• _Requirement_
Can you copy out every line of the records below, word for word?

[Entries drawn from a collection]
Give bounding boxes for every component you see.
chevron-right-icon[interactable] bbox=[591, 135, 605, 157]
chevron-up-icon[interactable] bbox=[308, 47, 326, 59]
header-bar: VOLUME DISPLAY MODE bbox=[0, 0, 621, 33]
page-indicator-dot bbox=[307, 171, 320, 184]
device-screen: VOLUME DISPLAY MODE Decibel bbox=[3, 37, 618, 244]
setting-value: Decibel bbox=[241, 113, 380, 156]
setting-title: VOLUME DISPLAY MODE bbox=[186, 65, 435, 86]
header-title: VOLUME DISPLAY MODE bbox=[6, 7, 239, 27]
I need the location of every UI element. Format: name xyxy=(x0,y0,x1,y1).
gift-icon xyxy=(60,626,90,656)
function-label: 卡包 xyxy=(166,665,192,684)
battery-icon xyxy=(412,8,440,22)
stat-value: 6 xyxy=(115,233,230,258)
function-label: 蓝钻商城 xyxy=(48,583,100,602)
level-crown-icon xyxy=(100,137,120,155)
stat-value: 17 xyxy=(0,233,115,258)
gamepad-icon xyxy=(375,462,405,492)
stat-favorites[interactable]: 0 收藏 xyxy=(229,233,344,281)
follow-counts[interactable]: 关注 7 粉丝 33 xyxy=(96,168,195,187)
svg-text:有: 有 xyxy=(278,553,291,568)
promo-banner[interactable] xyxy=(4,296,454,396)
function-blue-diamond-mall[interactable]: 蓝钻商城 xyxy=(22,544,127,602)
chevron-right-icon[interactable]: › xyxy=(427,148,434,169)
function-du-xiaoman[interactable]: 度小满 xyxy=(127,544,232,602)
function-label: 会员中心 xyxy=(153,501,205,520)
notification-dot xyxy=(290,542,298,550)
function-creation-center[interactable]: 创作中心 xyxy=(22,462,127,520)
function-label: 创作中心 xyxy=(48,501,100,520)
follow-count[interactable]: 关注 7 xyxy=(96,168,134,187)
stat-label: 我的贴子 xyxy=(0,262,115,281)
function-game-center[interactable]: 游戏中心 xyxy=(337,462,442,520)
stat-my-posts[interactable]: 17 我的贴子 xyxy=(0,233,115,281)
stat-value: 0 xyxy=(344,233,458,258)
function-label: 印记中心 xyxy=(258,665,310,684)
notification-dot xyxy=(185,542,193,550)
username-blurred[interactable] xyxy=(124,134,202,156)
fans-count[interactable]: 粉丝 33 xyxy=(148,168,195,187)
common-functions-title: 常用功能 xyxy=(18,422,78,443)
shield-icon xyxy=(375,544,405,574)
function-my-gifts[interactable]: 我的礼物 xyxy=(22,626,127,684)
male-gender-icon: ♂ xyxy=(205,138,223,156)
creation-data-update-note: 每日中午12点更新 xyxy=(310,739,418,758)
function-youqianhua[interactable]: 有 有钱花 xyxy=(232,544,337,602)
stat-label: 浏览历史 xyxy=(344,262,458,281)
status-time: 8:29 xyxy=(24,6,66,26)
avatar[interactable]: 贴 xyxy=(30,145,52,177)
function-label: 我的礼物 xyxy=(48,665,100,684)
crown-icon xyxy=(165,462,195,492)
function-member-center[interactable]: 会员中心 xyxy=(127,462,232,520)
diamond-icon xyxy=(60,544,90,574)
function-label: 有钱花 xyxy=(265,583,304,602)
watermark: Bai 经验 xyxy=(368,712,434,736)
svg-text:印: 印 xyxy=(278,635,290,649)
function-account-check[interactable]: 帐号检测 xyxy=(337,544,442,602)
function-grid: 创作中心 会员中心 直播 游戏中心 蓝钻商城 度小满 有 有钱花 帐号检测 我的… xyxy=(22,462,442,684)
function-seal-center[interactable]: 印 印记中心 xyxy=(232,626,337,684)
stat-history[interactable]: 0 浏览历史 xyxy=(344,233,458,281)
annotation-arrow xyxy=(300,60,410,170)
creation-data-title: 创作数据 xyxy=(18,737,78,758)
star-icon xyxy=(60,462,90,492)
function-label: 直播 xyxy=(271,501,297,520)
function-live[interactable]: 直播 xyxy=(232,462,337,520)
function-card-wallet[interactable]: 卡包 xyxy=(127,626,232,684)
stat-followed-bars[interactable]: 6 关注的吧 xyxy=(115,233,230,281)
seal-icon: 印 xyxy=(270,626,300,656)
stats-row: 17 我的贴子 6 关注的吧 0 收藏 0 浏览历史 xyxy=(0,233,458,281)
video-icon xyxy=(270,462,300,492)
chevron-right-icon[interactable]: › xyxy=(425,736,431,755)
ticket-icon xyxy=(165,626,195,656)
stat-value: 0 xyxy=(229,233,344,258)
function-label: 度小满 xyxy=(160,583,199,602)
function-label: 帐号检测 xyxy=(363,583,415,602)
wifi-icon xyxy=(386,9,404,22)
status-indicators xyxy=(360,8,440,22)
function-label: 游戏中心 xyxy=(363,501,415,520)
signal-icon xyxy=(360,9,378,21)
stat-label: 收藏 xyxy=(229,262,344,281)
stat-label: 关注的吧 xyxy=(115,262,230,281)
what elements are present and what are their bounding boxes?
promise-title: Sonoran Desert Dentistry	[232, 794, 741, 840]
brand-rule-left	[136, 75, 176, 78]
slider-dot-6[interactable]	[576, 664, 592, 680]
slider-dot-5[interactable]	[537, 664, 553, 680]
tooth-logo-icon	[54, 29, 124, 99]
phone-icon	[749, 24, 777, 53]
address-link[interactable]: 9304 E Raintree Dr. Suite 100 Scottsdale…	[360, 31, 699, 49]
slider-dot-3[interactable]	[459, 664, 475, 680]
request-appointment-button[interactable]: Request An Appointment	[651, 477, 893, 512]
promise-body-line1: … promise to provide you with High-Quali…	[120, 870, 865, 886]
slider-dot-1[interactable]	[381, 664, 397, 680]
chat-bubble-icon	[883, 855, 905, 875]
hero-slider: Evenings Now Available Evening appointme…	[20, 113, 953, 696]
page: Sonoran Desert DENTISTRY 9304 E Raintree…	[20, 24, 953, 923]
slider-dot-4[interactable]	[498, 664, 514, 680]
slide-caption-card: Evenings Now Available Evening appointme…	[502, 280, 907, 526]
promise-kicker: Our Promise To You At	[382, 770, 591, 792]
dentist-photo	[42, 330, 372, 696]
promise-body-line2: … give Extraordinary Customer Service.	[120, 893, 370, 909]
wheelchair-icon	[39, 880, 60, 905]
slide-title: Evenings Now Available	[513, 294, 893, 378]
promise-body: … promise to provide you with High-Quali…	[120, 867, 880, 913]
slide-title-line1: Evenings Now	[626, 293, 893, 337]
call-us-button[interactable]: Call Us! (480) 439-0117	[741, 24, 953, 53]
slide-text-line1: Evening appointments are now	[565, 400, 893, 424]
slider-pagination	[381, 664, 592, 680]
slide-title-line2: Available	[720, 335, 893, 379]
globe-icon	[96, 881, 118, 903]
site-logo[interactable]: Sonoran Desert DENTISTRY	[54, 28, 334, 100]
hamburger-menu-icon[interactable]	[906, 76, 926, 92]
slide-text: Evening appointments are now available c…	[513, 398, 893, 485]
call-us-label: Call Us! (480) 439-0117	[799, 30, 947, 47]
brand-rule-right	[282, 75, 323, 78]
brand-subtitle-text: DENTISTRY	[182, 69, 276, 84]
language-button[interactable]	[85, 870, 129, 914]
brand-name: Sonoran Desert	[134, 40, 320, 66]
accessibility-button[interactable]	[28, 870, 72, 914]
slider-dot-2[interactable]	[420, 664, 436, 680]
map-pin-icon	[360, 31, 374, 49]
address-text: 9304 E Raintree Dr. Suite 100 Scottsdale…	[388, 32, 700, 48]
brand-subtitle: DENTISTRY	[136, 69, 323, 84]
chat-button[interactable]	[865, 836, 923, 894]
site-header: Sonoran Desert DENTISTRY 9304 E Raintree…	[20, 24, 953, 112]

• _Exercise solution_
Give bounding boxes for every component you see.
chevron-right-icon[interactable] bbox=[591, 135, 605, 157]
chevron-up-icon[interactable] bbox=[308, 47, 326, 59]
header-bar: VOLUME DISPLAY MODE bbox=[0, 0, 621, 33]
page-indicator-dot bbox=[307, 171, 320, 184]
device-screen: VOLUME DISPLAY MODE Decibel bbox=[3, 37, 618, 244]
setting-value: Decibel bbox=[241, 113, 380, 156]
setting-title: VOLUME DISPLAY MODE bbox=[186, 65, 435, 86]
header-title: VOLUME DISPLAY MODE bbox=[6, 7, 239, 27]
I need the location of every UI element. Format: name xyxy=(x0,y0,x1,y1).
gift-icon xyxy=(60,626,90,656)
function-label: 卡包 xyxy=(166,665,192,684)
battery-icon xyxy=(412,8,440,22)
stat-value: 6 xyxy=(115,233,230,258)
function-label: 蓝钻商城 xyxy=(48,583,100,602)
level-crown-icon xyxy=(100,137,120,155)
stat-value: 17 xyxy=(0,233,115,258)
gamepad-icon xyxy=(375,462,405,492)
stat-favorites[interactable]: 0 收藏 xyxy=(229,233,344,281)
follow-counts[interactable]: 关注 7 粉丝 33 xyxy=(96,168,195,187)
svg-text:有: 有 xyxy=(278,553,291,568)
promo-banner[interactable] xyxy=(4,296,454,396)
function-blue-diamond-mall[interactable]: 蓝钻商城 xyxy=(22,544,127,602)
chevron-right-icon[interactable]: › xyxy=(427,148,434,169)
function-du-xiaoman[interactable]: 度小满 xyxy=(127,544,232,602)
function-label: 会员中心 xyxy=(153,501,205,520)
notification-dot xyxy=(290,542,298,550)
function-creation-center[interactable]: 创作中心 xyxy=(22,462,127,520)
function-label: 创作中心 xyxy=(48,501,100,520)
follow-count[interactable]: 关注 7 xyxy=(96,168,134,187)
stat-label: 我的贴子 xyxy=(0,262,115,281)
function-game-center[interactable]: 游戏中心 xyxy=(337,462,442,520)
stat-my-posts[interactable]: 17 我的贴子 xyxy=(0,233,115,281)
stat-value: 0 xyxy=(344,233,458,258)
function-label: 印记中心 xyxy=(258,665,310,684)
notification-dot xyxy=(185,542,193,550)
username-blurred[interactable] xyxy=(124,134,202,156)
fans-count[interactable]: 粉丝 33 xyxy=(148,168,195,187)
common-functions-title: 常用功能 xyxy=(18,422,78,443)
shield-icon xyxy=(375,544,405,574)
function-my-gifts[interactable]: 我的礼物 xyxy=(22,626,127,684)
male-gender-icon: ♂ xyxy=(205,138,223,156)
creation-data-update-note: 每日中午12点更新 xyxy=(310,739,418,758)
function-youqianhua[interactable]: 有 有钱花 xyxy=(232,544,337,602)
stat-label: 浏览历史 xyxy=(344,262,458,281)
status-time: 8:29 xyxy=(24,6,66,26)
avatar[interactable]: 贴 xyxy=(30,145,52,177)
function-label: 我的礼物 xyxy=(48,665,100,684)
crown-icon xyxy=(165,462,195,492)
function-member-center[interactable]: 会员中心 xyxy=(127,462,232,520)
diamond-icon xyxy=(60,544,90,574)
function-label: 有钱花 xyxy=(265,583,304,602)
watermark: Bai 经验 xyxy=(368,712,434,736)
svg-text:印: 印 xyxy=(278,635,290,649)
function-account-check[interactable]: 帐号检测 xyxy=(337,544,442,602)
function-grid: 创作中心 会员中心 直播 游戏中心 蓝钻商城 度小满 有 有钱花 帐号检测 我的… xyxy=(22,462,442,684)
function-seal-center[interactable]: 印 印记中心 xyxy=(232,626,337,684)
stat-history[interactable]: 0 浏览历史 xyxy=(344,233,458,281)
annotation-arrow xyxy=(300,60,410,170)
creation-data-title: 创作数据 xyxy=(18,737,78,758)
star-icon xyxy=(60,462,90,492)
function-label: 直播 xyxy=(271,501,297,520)
function-live[interactable]: 直播 xyxy=(232,462,337,520)
function-card-wallet[interactable]: 卡包 xyxy=(127,626,232,684)
stat-followed-bars[interactable]: 6 关注的吧 xyxy=(115,233,230,281)
seal-icon: 印 xyxy=(270,626,300,656)
stats-row: 17 我的贴子 6 关注的吧 0 收藏 0 浏览历史 xyxy=(0,233,458,281)
video-icon xyxy=(270,462,300,492)
chevron-right-icon[interactable]: › xyxy=(425,736,431,755)
ticket-icon xyxy=(165,626,195,656)
stat-value: 0 xyxy=(229,233,344,258)
function-label: 度小满 xyxy=(160,583,199,602)
function-label: 帐号检测 xyxy=(363,583,415,602)
wifi-icon xyxy=(386,9,404,22)
status-indicators xyxy=(360,8,440,22)
function-label: 游戏中心 xyxy=(363,501,415,520)
signal-icon xyxy=(360,9,378,21)
stat-label: 收藏 xyxy=(229,262,344,281)
stat-label: 关注的吧 xyxy=(115,262,230,281)
what elements are present and what are their bounding boxes?
promise-title: Sonoran Desert Dentistry	[232, 794, 741, 840]
brand-rule-left	[136, 75, 176, 78]
slider-dot-6[interactable]	[576, 664, 592, 680]
slider-dot-5[interactable]	[537, 664, 553, 680]
tooth-logo-icon	[54, 29, 124, 99]
phone-icon	[749, 24, 777, 53]
address-link[interactable]: 9304 E Raintree Dr. Suite 100 Scottsdale…	[360, 31, 699, 49]
slider-dot-3[interactable]	[459, 664, 475, 680]
request-appointment-button[interactable]: Request An Appointment	[651, 477, 893, 512]
promise-body-line1: … promise to provide you with High-Quali…	[120, 870, 865, 886]
slider-dot-1[interactable]	[381, 664, 397, 680]
chat-bubble-icon	[883, 855, 905, 875]
hero-slider: Evenings Now Available Evening appointme…	[20, 113, 953, 696]
page: Sonoran Desert DENTISTRY 9304 E Raintree…	[20, 24, 953, 923]
slider-dot-4[interactable]	[498, 664, 514, 680]
slide-caption-card: Evenings Now Available Evening appointme…	[502, 280, 907, 526]
promise-kicker: Our Promise To You At	[382, 770, 591, 792]
dentist-photo	[42, 330, 372, 696]
promise-body-line2: … give Extraordinary Customer Service.	[120, 893, 370, 909]
wheelchair-icon	[39, 880, 60, 905]
slide-title: Evenings Now Available	[513, 294, 893, 378]
promise-body: … promise to provide you with High-Quali…	[120, 867, 880, 913]
slide-title-line1: Evenings Now	[626, 293, 893, 337]
call-us-button[interactable]: Call Us! (480) 439-0117	[741, 24, 953, 53]
slide-text-line1: Evening appointments are now	[565, 400, 893, 424]
slider-pagination	[381, 664, 592, 680]
slide-title-line2: Available	[720, 335, 893, 379]
globe-icon	[96, 881, 118, 903]
site-logo[interactable]: Sonoran Desert DENTISTRY	[54, 28, 334, 100]
hamburger-menu-icon[interactable]	[906, 76, 926, 92]
slide-text: Evening appointments are now available c…	[513, 398, 893, 485]
call-us-label: Call Us! (480) 439-0117	[799, 30, 947, 47]
brand-rule-right	[282, 75, 323, 78]
brand-subtitle-text: DENTISTRY	[182, 69, 276, 84]
language-button[interactable]	[85, 870, 129, 914]
brand-name: Sonoran Desert	[134, 40, 320, 66]
accessibility-button[interactable]	[28, 870, 72, 914]
slider-dot-2[interactable]	[420, 664, 436, 680]
map-pin-icon	[360, 31, 374, 49]
address-text: 9304 E Raintree Dr. Suite 100 Scottsdale…	[388, 32, 700, 48]
brand-subtitle: DENTISTRY	[136, 69, 323, 84]
chat-button[interactable]	[865, 836, 923, 894]
site-header: Sonoran Desert DENTISTRY 9304 E Raintree…	[20, 24, 953, 112]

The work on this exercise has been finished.